Entries from a dataset:

/---

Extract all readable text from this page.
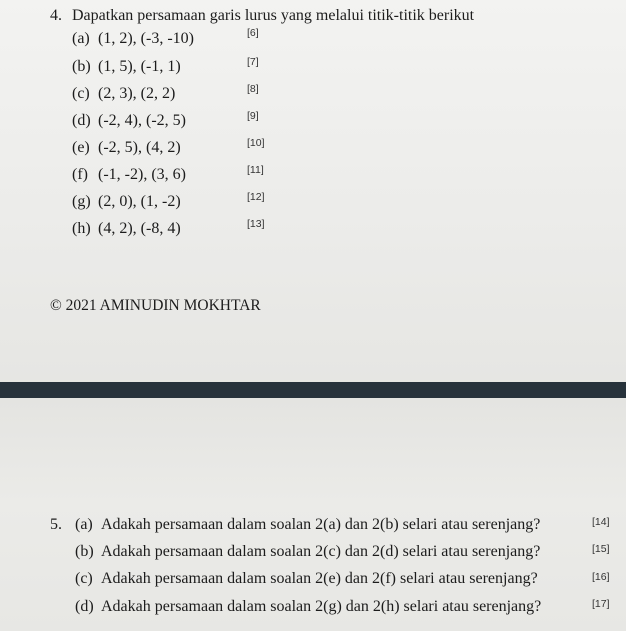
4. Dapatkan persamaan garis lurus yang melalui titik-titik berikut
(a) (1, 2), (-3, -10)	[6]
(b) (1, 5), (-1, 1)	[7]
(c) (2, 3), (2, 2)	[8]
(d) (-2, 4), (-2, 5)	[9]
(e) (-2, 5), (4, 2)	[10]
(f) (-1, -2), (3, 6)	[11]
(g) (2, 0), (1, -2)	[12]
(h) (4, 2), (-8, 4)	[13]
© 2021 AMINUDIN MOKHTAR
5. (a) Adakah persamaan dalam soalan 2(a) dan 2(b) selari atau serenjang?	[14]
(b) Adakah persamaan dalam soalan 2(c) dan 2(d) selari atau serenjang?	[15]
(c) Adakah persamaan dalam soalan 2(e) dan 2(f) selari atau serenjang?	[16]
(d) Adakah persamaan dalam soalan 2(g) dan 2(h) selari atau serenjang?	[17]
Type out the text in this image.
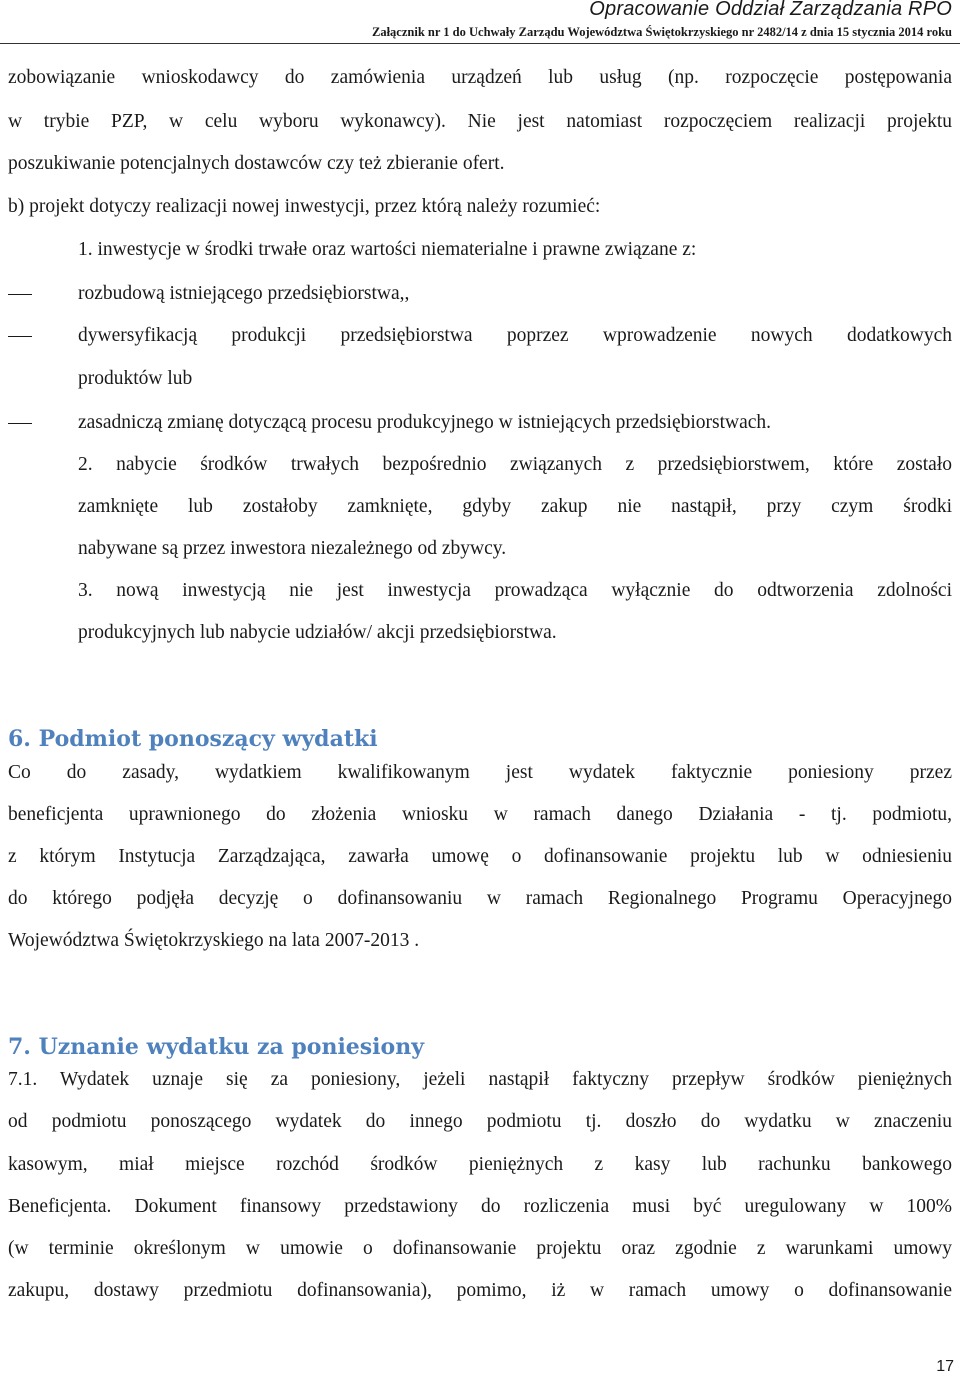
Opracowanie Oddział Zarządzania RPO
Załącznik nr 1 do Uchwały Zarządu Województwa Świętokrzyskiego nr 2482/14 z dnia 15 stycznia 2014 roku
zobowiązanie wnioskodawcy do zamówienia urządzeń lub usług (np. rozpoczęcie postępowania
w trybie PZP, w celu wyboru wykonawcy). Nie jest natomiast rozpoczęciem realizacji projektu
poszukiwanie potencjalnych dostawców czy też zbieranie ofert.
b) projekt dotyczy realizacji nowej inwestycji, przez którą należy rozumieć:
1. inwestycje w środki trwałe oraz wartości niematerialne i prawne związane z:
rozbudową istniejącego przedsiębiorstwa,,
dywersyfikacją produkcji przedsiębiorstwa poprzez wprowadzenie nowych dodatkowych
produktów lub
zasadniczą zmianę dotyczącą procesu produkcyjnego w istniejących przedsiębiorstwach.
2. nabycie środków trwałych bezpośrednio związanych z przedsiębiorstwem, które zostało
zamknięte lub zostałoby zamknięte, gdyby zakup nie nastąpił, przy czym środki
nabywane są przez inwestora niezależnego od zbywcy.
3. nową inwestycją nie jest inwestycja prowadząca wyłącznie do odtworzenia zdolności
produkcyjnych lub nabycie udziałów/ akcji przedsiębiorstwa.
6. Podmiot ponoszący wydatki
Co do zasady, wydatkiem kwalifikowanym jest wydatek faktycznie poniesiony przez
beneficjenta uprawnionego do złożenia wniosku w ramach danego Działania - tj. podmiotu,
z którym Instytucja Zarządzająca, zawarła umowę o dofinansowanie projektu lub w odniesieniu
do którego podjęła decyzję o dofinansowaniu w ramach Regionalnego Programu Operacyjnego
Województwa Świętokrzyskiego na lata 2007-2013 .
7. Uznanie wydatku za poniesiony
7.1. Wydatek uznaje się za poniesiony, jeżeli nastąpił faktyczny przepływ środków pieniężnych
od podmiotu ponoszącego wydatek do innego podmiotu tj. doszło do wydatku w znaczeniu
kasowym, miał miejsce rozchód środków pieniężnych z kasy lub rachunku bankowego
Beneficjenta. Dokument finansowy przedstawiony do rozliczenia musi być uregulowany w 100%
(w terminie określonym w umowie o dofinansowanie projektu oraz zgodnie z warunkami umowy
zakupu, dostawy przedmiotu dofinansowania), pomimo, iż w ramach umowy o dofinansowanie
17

\---
/---

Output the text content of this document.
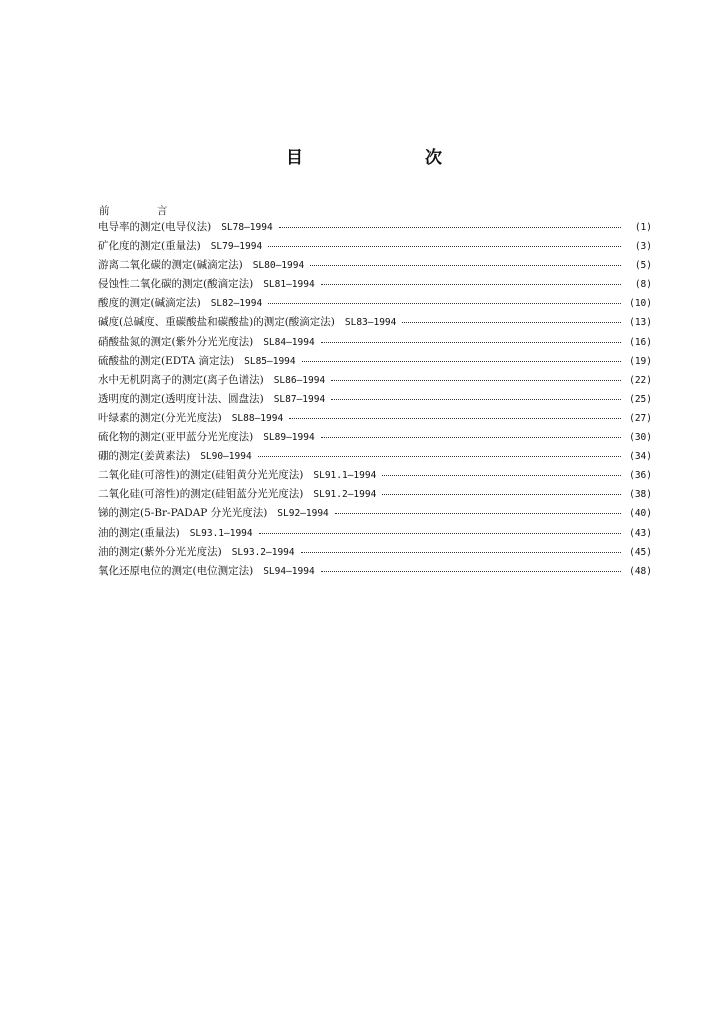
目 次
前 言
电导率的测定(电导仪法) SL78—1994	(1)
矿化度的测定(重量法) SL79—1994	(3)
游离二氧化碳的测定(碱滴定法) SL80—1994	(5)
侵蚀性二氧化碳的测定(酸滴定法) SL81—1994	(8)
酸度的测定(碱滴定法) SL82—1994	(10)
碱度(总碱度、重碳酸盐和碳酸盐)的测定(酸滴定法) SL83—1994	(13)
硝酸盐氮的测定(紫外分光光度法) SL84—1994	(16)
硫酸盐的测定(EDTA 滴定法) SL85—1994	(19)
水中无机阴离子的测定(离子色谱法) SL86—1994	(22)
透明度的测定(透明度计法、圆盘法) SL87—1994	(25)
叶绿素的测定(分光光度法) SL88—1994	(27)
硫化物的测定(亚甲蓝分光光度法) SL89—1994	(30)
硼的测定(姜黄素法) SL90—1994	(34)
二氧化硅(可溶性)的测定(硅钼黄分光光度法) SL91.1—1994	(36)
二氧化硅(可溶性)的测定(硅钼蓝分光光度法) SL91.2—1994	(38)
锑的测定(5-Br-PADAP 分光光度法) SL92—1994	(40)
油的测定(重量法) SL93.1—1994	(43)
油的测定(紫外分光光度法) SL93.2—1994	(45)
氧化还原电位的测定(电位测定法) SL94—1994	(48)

\---

**WHAT YOU NEED TO DO:** Of the lines above, how many hold the word "pieniężnych"? Say the number alone.

**RIGHT ANSWER:** 2